- Exercise input
* * * * * * * * *

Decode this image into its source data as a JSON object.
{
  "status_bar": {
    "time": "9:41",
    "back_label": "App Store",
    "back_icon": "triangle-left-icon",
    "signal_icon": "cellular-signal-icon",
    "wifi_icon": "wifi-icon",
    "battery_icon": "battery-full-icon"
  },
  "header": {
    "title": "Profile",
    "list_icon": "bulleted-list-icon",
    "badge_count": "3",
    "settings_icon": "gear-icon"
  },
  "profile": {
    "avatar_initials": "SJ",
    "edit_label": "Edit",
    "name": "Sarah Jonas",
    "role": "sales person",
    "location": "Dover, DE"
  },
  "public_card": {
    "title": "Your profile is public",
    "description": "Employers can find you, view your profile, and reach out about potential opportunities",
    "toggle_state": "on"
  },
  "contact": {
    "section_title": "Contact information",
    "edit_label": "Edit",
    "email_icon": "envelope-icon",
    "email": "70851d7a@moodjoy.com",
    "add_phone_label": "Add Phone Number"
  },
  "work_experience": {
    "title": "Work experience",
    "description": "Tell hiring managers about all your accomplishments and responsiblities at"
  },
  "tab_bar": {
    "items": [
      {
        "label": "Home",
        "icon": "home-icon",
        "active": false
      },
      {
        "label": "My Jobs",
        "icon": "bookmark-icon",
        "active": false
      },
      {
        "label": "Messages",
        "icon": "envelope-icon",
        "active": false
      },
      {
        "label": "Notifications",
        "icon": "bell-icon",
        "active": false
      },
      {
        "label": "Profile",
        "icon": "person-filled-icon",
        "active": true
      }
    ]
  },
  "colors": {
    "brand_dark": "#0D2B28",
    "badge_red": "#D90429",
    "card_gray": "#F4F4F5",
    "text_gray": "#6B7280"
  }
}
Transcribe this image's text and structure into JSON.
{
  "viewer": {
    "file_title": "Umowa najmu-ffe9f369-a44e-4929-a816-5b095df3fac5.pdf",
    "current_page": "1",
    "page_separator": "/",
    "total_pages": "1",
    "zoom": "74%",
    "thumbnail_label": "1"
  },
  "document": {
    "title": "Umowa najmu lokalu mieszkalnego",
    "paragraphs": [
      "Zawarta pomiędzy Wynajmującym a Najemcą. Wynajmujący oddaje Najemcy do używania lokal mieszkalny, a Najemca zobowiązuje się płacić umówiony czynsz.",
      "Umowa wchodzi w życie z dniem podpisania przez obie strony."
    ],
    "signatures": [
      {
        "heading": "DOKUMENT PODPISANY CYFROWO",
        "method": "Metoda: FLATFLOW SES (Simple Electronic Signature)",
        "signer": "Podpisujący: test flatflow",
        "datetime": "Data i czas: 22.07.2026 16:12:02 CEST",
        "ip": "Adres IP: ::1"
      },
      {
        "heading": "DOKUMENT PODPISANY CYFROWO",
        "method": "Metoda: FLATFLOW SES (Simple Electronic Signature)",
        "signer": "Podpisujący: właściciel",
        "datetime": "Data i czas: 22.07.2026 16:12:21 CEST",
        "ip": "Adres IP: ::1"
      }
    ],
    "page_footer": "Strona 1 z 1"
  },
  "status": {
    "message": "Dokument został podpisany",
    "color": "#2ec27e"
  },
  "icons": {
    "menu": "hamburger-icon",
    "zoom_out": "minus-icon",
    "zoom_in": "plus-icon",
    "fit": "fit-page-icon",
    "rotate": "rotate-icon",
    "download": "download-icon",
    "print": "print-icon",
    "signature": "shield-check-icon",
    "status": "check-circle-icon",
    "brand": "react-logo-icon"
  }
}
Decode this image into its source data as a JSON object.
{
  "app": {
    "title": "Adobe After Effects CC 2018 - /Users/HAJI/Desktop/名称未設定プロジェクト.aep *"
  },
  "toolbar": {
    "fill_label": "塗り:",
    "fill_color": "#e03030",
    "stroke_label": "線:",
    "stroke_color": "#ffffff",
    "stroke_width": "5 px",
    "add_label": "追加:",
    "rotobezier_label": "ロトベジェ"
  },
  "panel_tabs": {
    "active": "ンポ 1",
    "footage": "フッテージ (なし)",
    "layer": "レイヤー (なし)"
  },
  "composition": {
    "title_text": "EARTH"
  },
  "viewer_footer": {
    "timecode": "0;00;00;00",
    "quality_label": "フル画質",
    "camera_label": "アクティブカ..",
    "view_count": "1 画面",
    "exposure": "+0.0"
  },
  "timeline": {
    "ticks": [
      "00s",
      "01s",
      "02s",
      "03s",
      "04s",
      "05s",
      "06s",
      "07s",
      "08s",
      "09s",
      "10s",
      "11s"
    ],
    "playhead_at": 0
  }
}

* * * * * * * * *

- Stated task
Repeat the material above in full, quoting it exactly.

- Exercise result
Decode this image into its source data as a JSON object.
{
  "status_bar": {
    "time": "9:41",
    "back_label": "App Store",
    "back_icon": "triangle-left-icon",
    "signal_icon": "cellular-signal-icon",
    "wifi_icon": "wifi-icon",
    "battery_icon": "battery-full-icon"
  },
  "header": {
    "title": "Profile",
    "list_icon": "bulleted-list-icon",
    "badge_count": "3",
    "settings_icon": "gear-icon"
  },
  "profile": {
    "avatar_initials": "SJ",
    "edit_label": "Edit",
    "name": "Sarah Jonas",
    "role": "sales person",
    "location": "Dover, DE"
  },
  "public_card": {
    "title": "Your profile is public",
    "description": "Employers can find you, view your profile, and reach out about potential opportunities",
    "toggle_state": "on"
  },
  "contact": {
    "section_title": "Contact information",
    "edit_label": "Edit",
    "email_icon": "envelope-icon",
    "email": "70851d7a@moodjoy.com",
    "add_phone_label": "Add Phone Number"
  },
  "work_experience": {
    "title": "Work experience",
    "description": "Tell hiring managers about all your accomplishments and responsiblities at"
  },
  "tab_bar": {
    "items": [
      {
        "label": "Home",
        "icon": "home-icon",
        "active": false
      },
      {
        "label": "My Jobs",
        "icon": "bookmark-icon",
        "active": false
      },
      {
        "label": "Messages",
        "icon": "envelope-icon",
        "active": false
      },
      {
        "label": "Notifications",
        "icon": "bell-icon",
        "active": false
      },
      {
        "label": "Profile",
        "icon": "person-filled-icon",
        "active": true
      }
    ]
  },
  "colors": {
    "brand_dark": "#0D2B28",
    "badge_red": "#D90429",
    "card_gray": "#F4F4F5",
    "text_gray": "#6B7280"
  }
}
Transcribe this image's text and structure into JSON.
{
  "viewer": {
    "file_title": "Umowa najmu-ffe9f369-a44e-4929-a816-5b095df3fac5.pdf",
    "current_page": "1",
    "page_separator": "/",
    "total_pages": "1",
    "zoom": "74%",
    "thumbnail_label": "1"
  },
  "document": {
    "title": "Umowa najmu lokalu mieszkalnego",
    "paragraphs": [
      "Zawarta pomiędzy Wynajmującym a Najemcą. Wynajmujący oddaje Najemcy do używania lokal mieszkalny, a Najemca zobowiązuje się płacić umówiony czynsz.",
      "Umowa wchodzi w życie z dniem podpisania przez obie strony."
    ],
    "signatures": [
      {
        "heading": "DOKUMENT PODPISANY CYFROWO",
        "method": "Metoda: FLATFLOW SES (Simple Electronic Signature)",
        "signer": "Podpisujący: test flatflow",
        "datetime": "Data i czas: 22.07.2026 16:12:02 CEST",
        "ip": "Adres IP: ::1"
      },
      {
        "heading": "DOKUMENT PODPISANY CYFROWO",
        "method": "Metoda: FLATFLOW SES (Simple Electronic Signature)",
        "signer": "Podpisujący: właściciel",
        "datetime": "Data i czas: 22.07.2026 16:12:21 CEST",
        "ip": "Adres IP: ::1"
      }
    ],
    "page_footer": "Strona 1 z 1"
  },
  "status": {
    "message": "Dokument został podpisany",
    "color": "#2ec27e"
  },
  "icons": {
    "menu": "hamburger-icon",
    "zoom_out": "minus-icon",
    "zoom_in": "plus-icon",
    "fit": "fit-page-icon",
    "rotate": "rotate-icon",
    "download": "download-icon",
    "print": "print-icon",
    "signature": "shield-check-icon",
    "status": "check-circle-icon",
    "brand": "react-logo-icon"
  }
}
Decode this image into its source data as a JSON object.
{
  "app": {
    "title": "Adobe After Effects CC 2018 - /Users/HAJI/Desktop/名称未設定プロジェクト.aep *"
  },
  "toolbar": {
    "fill_label": "塗り:",
    "fill_color": "#e03030",
    "stroke_label": "線:",
    "stroke_color": "#ffffff",
    "stroke_width": "5 px",
    "add_label": "追加:",
    "rotobezier_label": "ロトベジェ"
  },
  "panel_tabs": {
    "active": "ンポ 1",
    "footage": "フッテージ (なし)",
    "layer": "レイヤー (なし)"
  },
  "composition": {
    "title_text": "EARTH"
  },
  "viewer_footer": {
    "timecode": "0;00;00;00",
    "quality_label": "フル画質",
    "camera_label": "アクティブカ..",
    "view_count": "1 画面",
    "exposure": "+0.0"
  },
  "timeline": {
    "ticks": [
      "00s",
      "01s",
      "02s",
      "03s",
      "04s",
      "05s",
      "06s",
      "07s",
      "08s",
      "09s",
      "10s",
      "11s"
    ],
    "playhead_at": 0
  }
}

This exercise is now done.